Each record below is to be copied word for word, with pictures removed.

Given data ▸
__________

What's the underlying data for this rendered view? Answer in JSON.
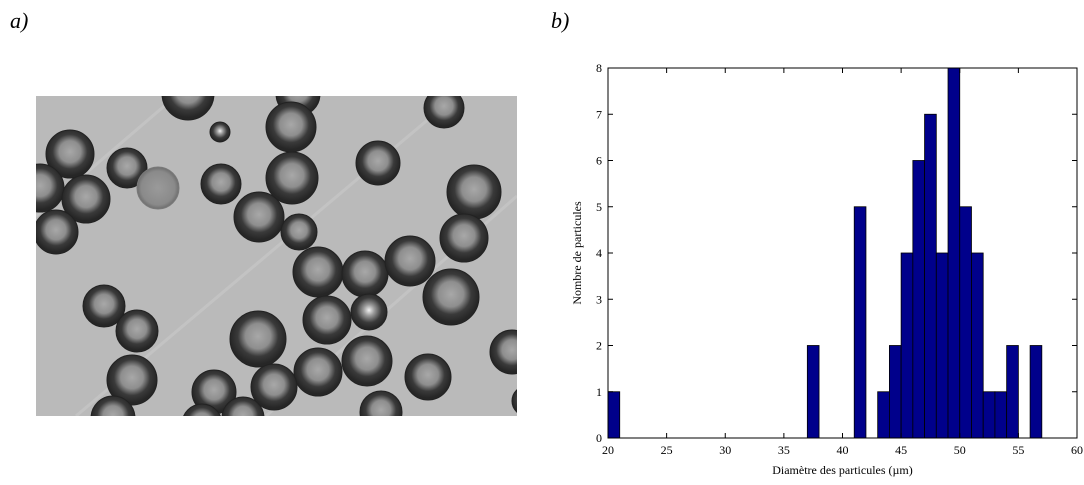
{
  "panels": {
    "a_label": "a)",
    "b_label": "b)"
  },
  "colors": {
    "bar_fill": "#00008b",
    "bar_stroke": "#000000",
    "micrograph_bg": "#b9b9b9",
    "droplet_dark": "#2f2f2f",
    "droplet_center": "#a5a5a5"
  },
  "chart_data": {
    "type": "bar",
    "xlabel": "Diamètre des particules (µm)",
    "ylabel": "Nombre de particules",
    "xlim": [
      20,
      60
    ],
    "ylim": [
      0,
      8
    ],
    "xticks": [
      20,
      25,
      30,
      35,
      40,
      45,
      50,
      55,
      60
    ],
    "yticks": [
      0,
      1,
      2,
      3,
      4,
      5,
      6,
      7,
      8
    ],
    "bin_width": 1,
    "bins": [
      {
        "x": 20,
        "count": 1
      },
      {
        "x": 37,
        "count": 2
      },
      {
        "x": 41,
        "count": 5
      },
      {
        "x": 43,
        "count": 1
      },
      {
        "x": 44,
        "count": 2
      },
      {
        "x": 45,
        "count": 4
      },
      {
        "x": 46,
        "count": 6
      },
      {
        "x": 47,
        "count": 7
      },
      {
        "x": 48,
        "count": 4
      },
      {
        "x": 49,
        "count": 8
      },
      {
        "x": 50,
        "count": 5
      },
      {
        "x": 51,
        "count": 4
      },
      {
        "x": 52,
        "count": 1
      },
      {
        "x": 53,
        "count": 1
      },
      {
        "x": 54,
        "count": 2
      },
      {
        "x": 56,
        "count": 2
      }
    ],
    "grid": false,
    "legend": "none"
  }
}
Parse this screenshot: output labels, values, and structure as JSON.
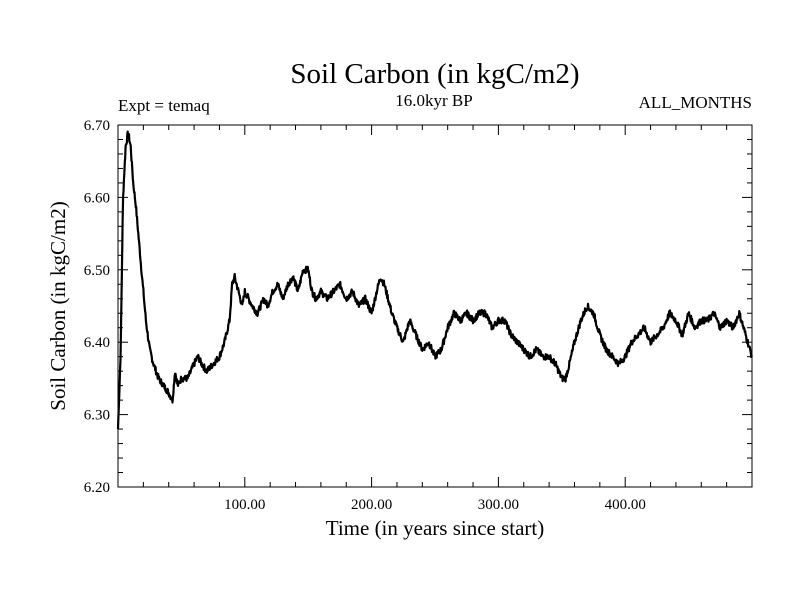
{
  "chart_data": {
    "type": "line",
    "title": "Soil Carbon (in kgC/m2)",
    "experiment_label": "Expt = temaq",
    "period_label": "16.0kyr BP",
    "months_label": "ALL_MONTHS",
    "xlabel": "Time (in years since start)",
    "ylabel": "Soil Carbon (in kgC/m2)",
    "xlim": [
      0,
      500
    ],
    "ylim": [
      6.2,
      6.7
    ],
    "xticks": [
      100,
      200,
      300,
      400
    ],
    "xtick_labels": [
      "100.00",
      "200.00",
      "300.00",
      "400.00"
    ],
    "yticks": [
      6.2,
      6.3,
      6.4,
      6.5,
      6.6,
      6.7
    ],
    "ytick_labels": [
      "6.20",
      "6.30",
      "6.40",
      "6.50",
      "6.60",
      "6.70"
    ],
    "series": [
      {
        "name": "Soil Carbon",
        "x": [
          0,
          2,
          4,
          6,
          8,
          10,
          12,
          14,
          16,
          18,
          20,
          22,
          25,
          28,
          32,
          36,
          40,
          43,
          45,
          47,
          50,
          55,
          60,
          63,
          66,
          70,
          75,
          80,
          84,
          88,
          90,
          92,
          95,
          98,
          100,
          103,
          106,
          110,
          115,
          118,
          122,
          126,
          130,
          134,
          138,
          142,
          146,
          150,
          153,
          156,
          160,
          165,
          170,
          175,
          180,
          185,
          190,
          195,
          200,
          204,
          207,
          210,
          213,
          216,
          220,
          225,
          230,
          235,
          240,
          245,
          250,
          255,
          260,
          265,
          270,
          275,
          280,
          285,
          290,
          295,
          300,
          305,
          310,
          315,
          320,
          325,
          330,
          335,
          340,
          345,
          350,
          353,
          356,
          360,
          365,
          370,
          375,
          380,
          385,
          390,
          395,
          400,
          405,
          410,
          415,
          420,
          425,
          430,
          435,
          440,
          445,
          450,
          455,
          460,
          465,
          470,
          475,
          480,
          485,
          490,
          495,
          500
        ],
        "values": [
          6.28,
          6.38,
          6.6,
          6.67,
          6.69,
          6.67,
          6.62,
          6.59,
          6.55,
          6.51,
          6.47,
          6.43,
          6.39,
          6.37,
          6.35,
          6.34,
          6.33,
          6.32,
          6.36,
          6.34,
          6.35,
          6.35,
          6.37,
          6.38,
          6.37,
          6.36,
          6.37,
          6.38,
          6.4,
          6.43,
          6.48,
          6.49,
          6.47,
          6.45,
          6.47,
          6.46,
          6.45,
          6.44,
          6.46,
          6.45,
          6.47,
          6.48,
          6.46,
          6.48,
          6.49,
          6.47,
          6.5,
          6.5,
          6.47,
          6.46,
          6.47,
          6.46,
          6.47,
          6.48,
          6.46,
          6.47,
          6.45,
          6.46,
          6.44,
          6.47,
          6.49,
          6.48,
          6.46,
          6.44,
          6.42,
          6.4,
          6.43,
          6.41,
          6.39,
          6.4,
          6.38,
          6.39,
          6.42,
          6.44,
          6.43,
          6.44,
          6.43,
          6.44,
          6.44,
          6.42,
          6.43,
          6.43,
          6.41,
          6.4,
          6.39,
          6.38,
          6.39,
          6.38,
          6.38,
          6.37,
          6.35,
          6.35,
          6.37,
          6.4,
          6.43,
          6.45,
          6.44,
          6.41,
          6.39,
          6.38,
          6.37,
          6.38,
          6.4,
          6.41,
          6.42,
          6.4,
          6.41,
          6.42,
          6.44,
          6.43,
          6.41,
          6.44,
          6.42,
          6.43,
          6.43,
          6.44,
          6.42,
          6.43,
          6.42,
          6.44,
          6.41,
          6.38
        ]
      }
    ]
  }
}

__________

Solution to the exercise ▸
What's the underlying data for this rendered view? Answer in JSON.
{
  "panels": {
    "a_label": "a)",
    "b_label": "b)"
  },
  "colors": {
    "bar_fill": "#00008b",
    "bar_stroke": "#000000",
    "micrograph_bg": "#b9b9b9",
    "droplet_dark": "#2f2f2f",
    "droplet_center": "#a5a5a5"
  },
  "chart_data": {
    "type": "bar",
    "xlabel": "Diamètre des particules (µm)",
    "ylabel": "Nombre de particules",
    "xlim": [
      20,
      60
    ],
    "ylim": [
      0,
      8
    ],
    "xticks": [
      20,
      25,
      30,
      35,
      40,
      45,
      50,
      55,
      60
    ],
    "yticks": [
      0,
      1,
      2,
      3,
      4,
      5,
      6,
      7,
      8
    ],
    "bin_width": 1,
    "bins": [
      {
        "x": 20,
        "count": 1
      },
      {
        "x": 37,
        "count": 2
      },
      {
        "x": 41,
        "count": 5
      },
      {
        "x": 43,
        "count": 1
      },
      {
        "x": 44,
        "count": 2
      },
      {
        "x": 45,
        "count": 4
      },
      {
        "x": 46,
        "count": 6
      },
      {
        "x": 47,
        "count": 7
      },
      {
        "x": 48,
        "count": 4
      },
      {
        "x": 49,
        "count": 8
      },
      {
        "x": 50,
        "count": 5
      },
      {
        "x": 51,
        "count": 4
      },
      {
        "x": 52,
        "count": 1
      },
      {
        "x": 53,
        "count": 1
      },
      {
        "x": 54,
        "count": 2
      },
      {
        "x": 56,
        "count": 2
      }
    ],
    "grid": false,
    "legend": "none"
  }
}
Parse this screenshot: output labels, values, and structure as JSON.
{
  "chart_data": {
    "type": "line",
    "title": "Soil Carbon (in kgC/m2)",
    "experiment_label": "Expt = temaq",
    "period_label": "16.0kyr BP",
    "months_label": "ALL_MONTHS",
    "xlabel": "Time (in years since start)",
    "ylabel": "Soil Carbon (in kgC/m2)",
    "xlim": [
      0,
      500
    ],
    "ylim": [
      6.2,
      6.7
    ],
    "xticks": [
      100,
      200,
      300,
      400
    ],
    "xtick_labels": [
      "100.00",
      "200.00",
      "300.00",
      "400.00"
    ],
    "yticks": [
      6.2,
      6.3,
      6.4,
      6.5,
      6.6,
      6.7
    ],
    "ytick_labels": [
      "6.20",
      "6.30",
      "6.40",
      "6.50",
      "6.60",
      "6.70"
    ],
    "series": [
      {
        "name": "Soil Carbon",
        "x": [
          0,
          2,
          4,
          6,
          8,
          10,
          12,
          14,
          16,
          18,
          20,
          22,
          25,
          28,
          32,
          36,
          40,
          43,
          45,
          47,
          50,
          55,
          60,
          63,
          66,
          70,
          75,
          80,
          84,
          88,
          90,
          92,
          95,
          98,
          100,
          103,
          106,
          110,
          115,
          118,
          122,
          126,
          130,
          134,
          138,
          142,
          146,
          150,
          153,
          156,
          160,
          165,
          170,
          175,
          180,
          185,
          190,
          195,
          200,
          204,
          207,
          210,
          213,
          216,
          220,
          225,
          230,
          235,
          240,
          245,
          250,
          255,
          260,
          265,
          270,
          275,
          280,
          285,
          290,
          295,
          300,
          305,
          310,
          315,
          320,
          325,
          330,
          335,
          340,
          345,
          350,
          353,
          356,
          360,
          365,
          370,
          375,
          380,
          385,
          390,
          395,
          400,
          405,
          410,
          415,
          420,
          425,
          430,
          435,
          440,
          445,
          450,
          455,
          460,
          465,
          470,
          475,
          480,
          485,
          490,
          495,
          500
        ],
        "values": [
          6.28,
          6.38,
          6.6,
          6.67,
          6.69,
          6.67,
          6.62,
          6.59,
          6.55,
          6.51,
          6.47,
          6.43,
          6.39,
          6.37,
          6.35,
          6.34,
          6.33,
          6.32,
          6.36,
          6.34,
          6.35,
          6.35,
          6.37,
          6.38,
          6.37,
          6.36,
          6.37,
          6.38,
          6.4,
          6.43,
          6.48,
          6.49,
          6.47,
          6.45,
          6.47,
          6.46,
          6.45,
          6.44,
          6.46,
          6.45,
          6.47,
          6.48,
          6.46,
          6.48,
          6.49,
          6.47,
          6.5,
          6.5,
          6.47,
          6.46,
          6.47,
          6.46,
          6.47,
          6.48,
          6.46,
          6.47,
          6.45,
          6.46,
          6.44,
          6.47,
          6.49,
          6.48,
          6.46,
          6.44,
          6.42,
          6.4,
          6.43,
          6.41,
          6.39,
          6.4,
          6.38,
          6.39,
          6.42,
          6.44,
          6.43,
          6.44,
          6.43,
          6.44,
          6.44,
          6.42,
          6.43,
          6.43,
          6.41,
          6.4,
          6.39,
          6.38,
          6.39,
          6.38,
          6.38,
          6.37,
          6.35,
          6.35,
          6.37,
          6.4,
          6.43,
          6.45,
          6.44,
          6.41,
          6.39,
          6.38,
          6.37,
          6.38,
          6.4,
          6.41,
          6.42,
          6.4,
          6.41,
          6.42,
          6.44,
          6.43,
          6.41,
          6.44,
          6.42,
          6.43,
          6.43,
          6.44,
          6.42,
          6.43,
          6.42,
          6.44,
          6.41,
          6.38
        ]
      }
    ]
  }
}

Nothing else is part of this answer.